*The request:*
Check each line of the listing below for the word "fundamental" and say how many lines have it. Nothing else should be written.

*Record excerpts:*

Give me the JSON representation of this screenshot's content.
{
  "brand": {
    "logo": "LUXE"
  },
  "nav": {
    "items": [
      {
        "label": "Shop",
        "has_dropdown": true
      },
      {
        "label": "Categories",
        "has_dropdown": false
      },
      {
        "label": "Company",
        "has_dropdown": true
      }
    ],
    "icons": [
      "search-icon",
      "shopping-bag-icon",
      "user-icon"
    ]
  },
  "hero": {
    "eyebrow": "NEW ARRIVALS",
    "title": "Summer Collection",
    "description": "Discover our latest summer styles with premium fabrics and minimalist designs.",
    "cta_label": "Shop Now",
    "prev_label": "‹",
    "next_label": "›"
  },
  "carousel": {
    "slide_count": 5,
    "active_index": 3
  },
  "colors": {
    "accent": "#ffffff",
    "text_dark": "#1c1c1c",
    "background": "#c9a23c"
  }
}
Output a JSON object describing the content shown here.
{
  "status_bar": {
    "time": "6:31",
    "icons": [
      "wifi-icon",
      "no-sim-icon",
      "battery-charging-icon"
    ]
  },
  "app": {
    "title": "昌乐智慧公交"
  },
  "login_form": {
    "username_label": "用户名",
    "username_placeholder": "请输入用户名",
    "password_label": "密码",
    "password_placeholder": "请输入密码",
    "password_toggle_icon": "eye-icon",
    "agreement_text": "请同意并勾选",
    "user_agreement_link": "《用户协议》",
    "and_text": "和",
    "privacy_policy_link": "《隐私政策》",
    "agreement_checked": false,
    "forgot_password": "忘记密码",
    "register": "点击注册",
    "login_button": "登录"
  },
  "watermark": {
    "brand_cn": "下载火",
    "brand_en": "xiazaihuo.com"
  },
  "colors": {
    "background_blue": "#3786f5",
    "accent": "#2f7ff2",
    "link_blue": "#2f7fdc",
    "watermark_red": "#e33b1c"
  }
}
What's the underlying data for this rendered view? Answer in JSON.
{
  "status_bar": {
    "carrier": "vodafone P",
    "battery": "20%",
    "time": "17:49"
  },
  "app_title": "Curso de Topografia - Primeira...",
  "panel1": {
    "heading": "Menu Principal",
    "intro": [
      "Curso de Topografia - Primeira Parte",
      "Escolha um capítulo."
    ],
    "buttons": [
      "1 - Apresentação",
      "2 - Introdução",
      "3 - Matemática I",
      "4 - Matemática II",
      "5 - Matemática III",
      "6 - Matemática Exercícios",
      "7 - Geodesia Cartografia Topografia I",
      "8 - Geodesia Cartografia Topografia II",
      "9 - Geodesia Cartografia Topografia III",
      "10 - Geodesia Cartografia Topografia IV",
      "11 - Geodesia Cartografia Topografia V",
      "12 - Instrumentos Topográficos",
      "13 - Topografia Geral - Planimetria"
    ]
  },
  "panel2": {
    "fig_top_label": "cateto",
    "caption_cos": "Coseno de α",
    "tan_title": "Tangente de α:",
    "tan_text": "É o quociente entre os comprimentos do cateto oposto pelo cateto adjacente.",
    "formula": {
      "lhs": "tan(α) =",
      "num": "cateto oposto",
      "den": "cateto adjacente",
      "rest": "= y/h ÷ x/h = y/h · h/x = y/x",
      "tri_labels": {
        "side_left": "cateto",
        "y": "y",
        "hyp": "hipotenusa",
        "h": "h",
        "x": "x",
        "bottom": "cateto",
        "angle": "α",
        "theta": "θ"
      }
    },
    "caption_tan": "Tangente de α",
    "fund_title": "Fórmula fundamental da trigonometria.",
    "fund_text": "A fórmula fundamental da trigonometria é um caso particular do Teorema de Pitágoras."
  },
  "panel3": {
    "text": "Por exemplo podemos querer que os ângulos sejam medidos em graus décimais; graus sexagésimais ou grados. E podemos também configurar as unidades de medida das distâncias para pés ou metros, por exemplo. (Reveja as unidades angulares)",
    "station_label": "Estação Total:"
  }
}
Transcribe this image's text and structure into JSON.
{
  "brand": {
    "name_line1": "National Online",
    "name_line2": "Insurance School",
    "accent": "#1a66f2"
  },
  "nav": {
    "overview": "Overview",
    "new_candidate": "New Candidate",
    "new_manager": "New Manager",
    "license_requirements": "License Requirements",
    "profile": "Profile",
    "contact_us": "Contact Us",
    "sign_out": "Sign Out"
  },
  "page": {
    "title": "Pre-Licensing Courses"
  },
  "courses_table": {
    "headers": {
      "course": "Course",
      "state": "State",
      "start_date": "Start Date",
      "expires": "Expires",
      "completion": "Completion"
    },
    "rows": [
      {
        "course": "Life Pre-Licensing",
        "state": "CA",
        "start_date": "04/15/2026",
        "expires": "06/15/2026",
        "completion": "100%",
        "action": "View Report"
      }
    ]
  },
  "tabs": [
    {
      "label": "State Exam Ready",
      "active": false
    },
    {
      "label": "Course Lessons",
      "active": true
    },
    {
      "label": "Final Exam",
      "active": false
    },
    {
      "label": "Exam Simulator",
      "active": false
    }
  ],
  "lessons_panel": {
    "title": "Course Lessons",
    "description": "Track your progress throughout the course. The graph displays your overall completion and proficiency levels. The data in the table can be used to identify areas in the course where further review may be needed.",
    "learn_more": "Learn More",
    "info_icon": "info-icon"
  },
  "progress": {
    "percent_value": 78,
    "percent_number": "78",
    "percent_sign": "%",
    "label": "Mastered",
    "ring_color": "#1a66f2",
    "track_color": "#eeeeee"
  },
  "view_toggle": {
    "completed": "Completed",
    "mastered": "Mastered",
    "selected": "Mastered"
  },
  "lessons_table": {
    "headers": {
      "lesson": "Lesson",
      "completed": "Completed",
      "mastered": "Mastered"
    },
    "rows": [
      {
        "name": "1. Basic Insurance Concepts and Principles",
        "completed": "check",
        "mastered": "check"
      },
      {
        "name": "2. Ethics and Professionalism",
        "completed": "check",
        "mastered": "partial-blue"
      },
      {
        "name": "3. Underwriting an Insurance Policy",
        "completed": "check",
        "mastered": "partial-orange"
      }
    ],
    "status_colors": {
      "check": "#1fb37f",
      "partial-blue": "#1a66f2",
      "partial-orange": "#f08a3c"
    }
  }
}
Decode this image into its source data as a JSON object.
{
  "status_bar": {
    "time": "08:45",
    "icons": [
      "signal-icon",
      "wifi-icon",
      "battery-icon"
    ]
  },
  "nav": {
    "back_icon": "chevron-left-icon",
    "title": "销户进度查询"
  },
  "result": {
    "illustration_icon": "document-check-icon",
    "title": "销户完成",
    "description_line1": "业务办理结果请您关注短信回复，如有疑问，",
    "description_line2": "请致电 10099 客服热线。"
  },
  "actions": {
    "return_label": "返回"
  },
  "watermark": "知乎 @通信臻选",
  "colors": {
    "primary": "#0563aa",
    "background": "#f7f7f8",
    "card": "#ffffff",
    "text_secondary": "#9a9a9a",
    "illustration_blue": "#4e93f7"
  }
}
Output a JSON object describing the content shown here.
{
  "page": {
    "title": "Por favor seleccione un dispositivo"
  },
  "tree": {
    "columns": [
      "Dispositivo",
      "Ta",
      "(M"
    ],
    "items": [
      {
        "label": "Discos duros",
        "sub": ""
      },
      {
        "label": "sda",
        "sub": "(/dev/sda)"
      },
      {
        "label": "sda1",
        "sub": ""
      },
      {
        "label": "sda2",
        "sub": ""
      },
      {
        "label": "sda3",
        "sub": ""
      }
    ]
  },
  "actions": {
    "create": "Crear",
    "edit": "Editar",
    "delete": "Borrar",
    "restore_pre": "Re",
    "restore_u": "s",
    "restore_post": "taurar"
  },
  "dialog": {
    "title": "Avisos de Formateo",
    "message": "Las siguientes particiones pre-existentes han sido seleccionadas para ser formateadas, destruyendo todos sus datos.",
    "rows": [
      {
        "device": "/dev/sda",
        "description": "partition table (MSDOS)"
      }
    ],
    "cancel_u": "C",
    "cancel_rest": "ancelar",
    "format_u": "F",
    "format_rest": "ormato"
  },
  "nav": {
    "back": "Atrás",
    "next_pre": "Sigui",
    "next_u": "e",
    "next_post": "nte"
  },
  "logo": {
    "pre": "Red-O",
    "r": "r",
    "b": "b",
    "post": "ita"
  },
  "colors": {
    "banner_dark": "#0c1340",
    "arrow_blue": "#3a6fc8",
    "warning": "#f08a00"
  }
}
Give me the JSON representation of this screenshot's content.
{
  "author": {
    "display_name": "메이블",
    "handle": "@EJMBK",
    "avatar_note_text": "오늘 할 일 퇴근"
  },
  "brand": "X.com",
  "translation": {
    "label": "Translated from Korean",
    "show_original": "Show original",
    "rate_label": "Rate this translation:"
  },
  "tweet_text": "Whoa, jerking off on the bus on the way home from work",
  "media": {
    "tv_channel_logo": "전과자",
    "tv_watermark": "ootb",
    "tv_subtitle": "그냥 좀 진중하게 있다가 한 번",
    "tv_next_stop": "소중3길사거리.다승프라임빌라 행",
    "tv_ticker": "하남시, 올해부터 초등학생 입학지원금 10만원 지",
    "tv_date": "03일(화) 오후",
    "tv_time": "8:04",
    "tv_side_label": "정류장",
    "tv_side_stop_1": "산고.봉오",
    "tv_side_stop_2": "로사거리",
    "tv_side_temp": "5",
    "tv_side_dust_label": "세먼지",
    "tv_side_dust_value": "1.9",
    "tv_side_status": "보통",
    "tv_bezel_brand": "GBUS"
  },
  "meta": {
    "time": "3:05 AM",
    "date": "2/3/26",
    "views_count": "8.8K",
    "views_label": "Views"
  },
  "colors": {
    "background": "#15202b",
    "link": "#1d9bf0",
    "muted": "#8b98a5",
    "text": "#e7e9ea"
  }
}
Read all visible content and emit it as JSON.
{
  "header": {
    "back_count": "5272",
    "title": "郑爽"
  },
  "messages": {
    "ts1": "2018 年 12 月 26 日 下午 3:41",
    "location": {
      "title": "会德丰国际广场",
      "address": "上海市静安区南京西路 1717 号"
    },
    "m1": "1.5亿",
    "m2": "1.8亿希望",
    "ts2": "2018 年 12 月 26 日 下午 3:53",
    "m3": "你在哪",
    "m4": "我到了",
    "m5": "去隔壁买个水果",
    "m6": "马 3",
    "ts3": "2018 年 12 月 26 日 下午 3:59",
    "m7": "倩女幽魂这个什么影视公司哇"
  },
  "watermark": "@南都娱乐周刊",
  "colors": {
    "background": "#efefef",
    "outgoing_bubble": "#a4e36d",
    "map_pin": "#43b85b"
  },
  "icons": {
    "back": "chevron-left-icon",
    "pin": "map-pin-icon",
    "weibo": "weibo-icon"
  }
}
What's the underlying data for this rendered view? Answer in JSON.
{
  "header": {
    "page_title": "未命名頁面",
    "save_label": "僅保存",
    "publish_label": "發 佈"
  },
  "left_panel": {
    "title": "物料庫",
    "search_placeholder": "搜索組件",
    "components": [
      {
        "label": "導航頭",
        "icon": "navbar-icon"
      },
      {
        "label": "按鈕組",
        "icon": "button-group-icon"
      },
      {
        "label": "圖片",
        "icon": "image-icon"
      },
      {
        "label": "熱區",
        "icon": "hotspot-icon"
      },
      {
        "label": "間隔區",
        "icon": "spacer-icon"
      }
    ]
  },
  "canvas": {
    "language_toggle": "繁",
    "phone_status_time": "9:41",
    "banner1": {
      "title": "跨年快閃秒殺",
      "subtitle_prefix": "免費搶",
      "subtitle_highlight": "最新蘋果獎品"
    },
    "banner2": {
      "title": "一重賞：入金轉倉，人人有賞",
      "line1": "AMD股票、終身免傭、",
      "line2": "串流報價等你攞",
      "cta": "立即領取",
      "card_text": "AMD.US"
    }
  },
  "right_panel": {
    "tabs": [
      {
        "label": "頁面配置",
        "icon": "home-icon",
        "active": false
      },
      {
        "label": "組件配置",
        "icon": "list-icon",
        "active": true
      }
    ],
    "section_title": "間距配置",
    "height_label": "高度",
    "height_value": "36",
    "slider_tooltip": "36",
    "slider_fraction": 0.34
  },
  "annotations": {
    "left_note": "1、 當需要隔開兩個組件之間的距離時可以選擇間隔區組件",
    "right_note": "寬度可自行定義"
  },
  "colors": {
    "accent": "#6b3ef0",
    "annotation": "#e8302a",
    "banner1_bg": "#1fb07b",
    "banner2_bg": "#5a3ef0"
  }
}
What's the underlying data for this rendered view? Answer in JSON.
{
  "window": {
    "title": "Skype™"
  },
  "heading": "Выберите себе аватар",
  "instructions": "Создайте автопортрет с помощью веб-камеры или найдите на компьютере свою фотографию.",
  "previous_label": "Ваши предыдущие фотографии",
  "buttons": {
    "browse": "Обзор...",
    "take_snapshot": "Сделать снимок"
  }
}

*Written response:*
2